Page text:
Looking back from our vantage point some 53 years later, is the correct prescription for constitutional interpretation originalism (with its own expanding vagaries and varieties), living constitutionalism, hermeneutics or something else?
 

Thanks as always for posting, Shag! I'm glad we have someone on the list who took conlaw with one of the greats!

Required tasks:
a – Answer these questions about the discussion of constitutional interpretation:
(i) How many years later is the vantage point described in the opening question?
(ii) Who is thanked for posting?
(iii) What subject does the writer say someone on the list took with one of the greats?
b – Please extend the discussion of constitutional interpretation, picking up after its final sentence.

Stored data entries
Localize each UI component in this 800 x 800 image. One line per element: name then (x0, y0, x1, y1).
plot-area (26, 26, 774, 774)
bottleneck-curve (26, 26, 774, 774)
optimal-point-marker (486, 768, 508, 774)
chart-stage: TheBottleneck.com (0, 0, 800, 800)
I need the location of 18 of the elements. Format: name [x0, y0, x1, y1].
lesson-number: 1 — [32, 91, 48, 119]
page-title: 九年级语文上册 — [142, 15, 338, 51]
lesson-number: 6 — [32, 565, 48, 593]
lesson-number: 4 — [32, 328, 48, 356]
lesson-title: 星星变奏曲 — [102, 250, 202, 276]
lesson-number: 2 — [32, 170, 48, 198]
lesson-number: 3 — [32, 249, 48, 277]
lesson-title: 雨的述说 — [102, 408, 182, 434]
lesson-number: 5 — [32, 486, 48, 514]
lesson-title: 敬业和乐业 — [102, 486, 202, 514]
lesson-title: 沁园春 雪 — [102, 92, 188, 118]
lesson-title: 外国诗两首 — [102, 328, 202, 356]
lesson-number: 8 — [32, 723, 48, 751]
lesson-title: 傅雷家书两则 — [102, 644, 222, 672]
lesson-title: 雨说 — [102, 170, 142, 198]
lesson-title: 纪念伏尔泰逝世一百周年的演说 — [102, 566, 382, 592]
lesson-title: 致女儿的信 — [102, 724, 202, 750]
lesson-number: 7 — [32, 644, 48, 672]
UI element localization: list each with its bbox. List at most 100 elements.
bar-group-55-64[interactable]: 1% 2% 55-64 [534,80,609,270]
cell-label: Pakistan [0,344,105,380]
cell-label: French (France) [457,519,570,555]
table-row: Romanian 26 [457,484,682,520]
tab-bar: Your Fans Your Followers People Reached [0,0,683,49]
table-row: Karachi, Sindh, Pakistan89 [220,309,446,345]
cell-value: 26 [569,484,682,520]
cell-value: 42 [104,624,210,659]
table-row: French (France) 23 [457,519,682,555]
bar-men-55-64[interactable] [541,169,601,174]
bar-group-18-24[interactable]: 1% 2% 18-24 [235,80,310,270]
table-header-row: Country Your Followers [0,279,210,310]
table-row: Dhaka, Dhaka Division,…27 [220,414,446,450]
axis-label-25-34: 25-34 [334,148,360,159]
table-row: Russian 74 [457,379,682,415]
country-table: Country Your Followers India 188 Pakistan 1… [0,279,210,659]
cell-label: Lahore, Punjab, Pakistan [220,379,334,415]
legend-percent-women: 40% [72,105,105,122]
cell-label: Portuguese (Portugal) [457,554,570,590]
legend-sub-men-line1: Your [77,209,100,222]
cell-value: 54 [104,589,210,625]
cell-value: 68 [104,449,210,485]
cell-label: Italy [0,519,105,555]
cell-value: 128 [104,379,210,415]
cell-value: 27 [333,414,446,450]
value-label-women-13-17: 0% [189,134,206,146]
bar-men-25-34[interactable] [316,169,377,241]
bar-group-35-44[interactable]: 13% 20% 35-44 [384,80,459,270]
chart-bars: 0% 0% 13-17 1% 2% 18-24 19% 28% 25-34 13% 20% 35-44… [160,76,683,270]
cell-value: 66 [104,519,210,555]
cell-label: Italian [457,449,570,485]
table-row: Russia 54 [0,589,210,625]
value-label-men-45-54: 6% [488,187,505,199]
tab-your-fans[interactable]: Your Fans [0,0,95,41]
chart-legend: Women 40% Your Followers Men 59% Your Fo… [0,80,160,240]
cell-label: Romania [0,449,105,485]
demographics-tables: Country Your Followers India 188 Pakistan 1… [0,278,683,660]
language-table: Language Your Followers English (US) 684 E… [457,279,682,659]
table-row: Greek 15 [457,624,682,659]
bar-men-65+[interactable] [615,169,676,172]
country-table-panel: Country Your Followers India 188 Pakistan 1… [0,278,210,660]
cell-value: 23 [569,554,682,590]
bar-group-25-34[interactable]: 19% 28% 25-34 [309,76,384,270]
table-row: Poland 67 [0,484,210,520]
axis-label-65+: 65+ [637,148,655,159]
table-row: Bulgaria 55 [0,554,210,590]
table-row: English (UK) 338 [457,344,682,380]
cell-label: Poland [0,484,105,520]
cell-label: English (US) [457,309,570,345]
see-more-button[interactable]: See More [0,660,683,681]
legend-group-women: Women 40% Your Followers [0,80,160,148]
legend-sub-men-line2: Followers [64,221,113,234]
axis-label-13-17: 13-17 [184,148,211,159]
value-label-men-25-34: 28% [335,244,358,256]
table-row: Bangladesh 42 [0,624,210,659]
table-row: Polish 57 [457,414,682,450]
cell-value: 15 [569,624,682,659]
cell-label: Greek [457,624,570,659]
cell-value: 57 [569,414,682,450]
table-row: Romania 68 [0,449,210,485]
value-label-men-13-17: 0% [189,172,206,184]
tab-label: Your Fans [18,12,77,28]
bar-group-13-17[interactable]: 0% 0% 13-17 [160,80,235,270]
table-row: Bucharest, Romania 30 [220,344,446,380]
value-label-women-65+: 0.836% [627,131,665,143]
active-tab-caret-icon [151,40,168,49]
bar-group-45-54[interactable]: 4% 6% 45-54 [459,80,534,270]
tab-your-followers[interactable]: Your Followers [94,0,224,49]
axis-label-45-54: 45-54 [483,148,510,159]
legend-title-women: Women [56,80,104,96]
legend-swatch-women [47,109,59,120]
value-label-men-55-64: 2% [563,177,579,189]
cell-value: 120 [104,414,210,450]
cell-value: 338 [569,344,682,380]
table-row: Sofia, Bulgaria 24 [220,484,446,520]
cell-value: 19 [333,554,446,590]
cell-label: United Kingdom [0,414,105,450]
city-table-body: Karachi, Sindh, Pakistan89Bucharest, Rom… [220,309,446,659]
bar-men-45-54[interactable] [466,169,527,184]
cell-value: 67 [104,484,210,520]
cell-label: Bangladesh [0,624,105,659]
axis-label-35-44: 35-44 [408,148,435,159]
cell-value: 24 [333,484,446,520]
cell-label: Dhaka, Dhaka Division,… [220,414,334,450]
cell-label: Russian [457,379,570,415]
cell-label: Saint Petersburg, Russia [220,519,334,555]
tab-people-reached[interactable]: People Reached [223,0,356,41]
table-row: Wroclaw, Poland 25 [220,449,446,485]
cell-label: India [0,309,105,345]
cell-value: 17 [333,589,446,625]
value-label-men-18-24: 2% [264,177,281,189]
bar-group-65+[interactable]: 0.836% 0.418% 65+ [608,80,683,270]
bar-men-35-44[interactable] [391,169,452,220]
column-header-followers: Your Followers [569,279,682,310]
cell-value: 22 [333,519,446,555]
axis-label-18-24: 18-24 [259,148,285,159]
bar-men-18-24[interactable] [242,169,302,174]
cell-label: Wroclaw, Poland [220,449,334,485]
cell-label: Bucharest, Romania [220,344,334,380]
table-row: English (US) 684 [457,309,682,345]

Results for the exercise:
a –
(i) Some 53 years later.
(ii) Shag.
(iii) Conlaw.

b –
Take a look at this post:

http://www.independent.org/newsroom/article.asp?id=2236

"The right to a gun? You could look it up" by Stephen P. Halbrook, who uses Noah Webster's dictionary at the time of the Bill of Rights to support an individual right to keep and bear arms. Prof. Powell must be spinning in his grave with this dictionary method of interpretation of the Second Amendment. Let's see what the decision in Heller will be.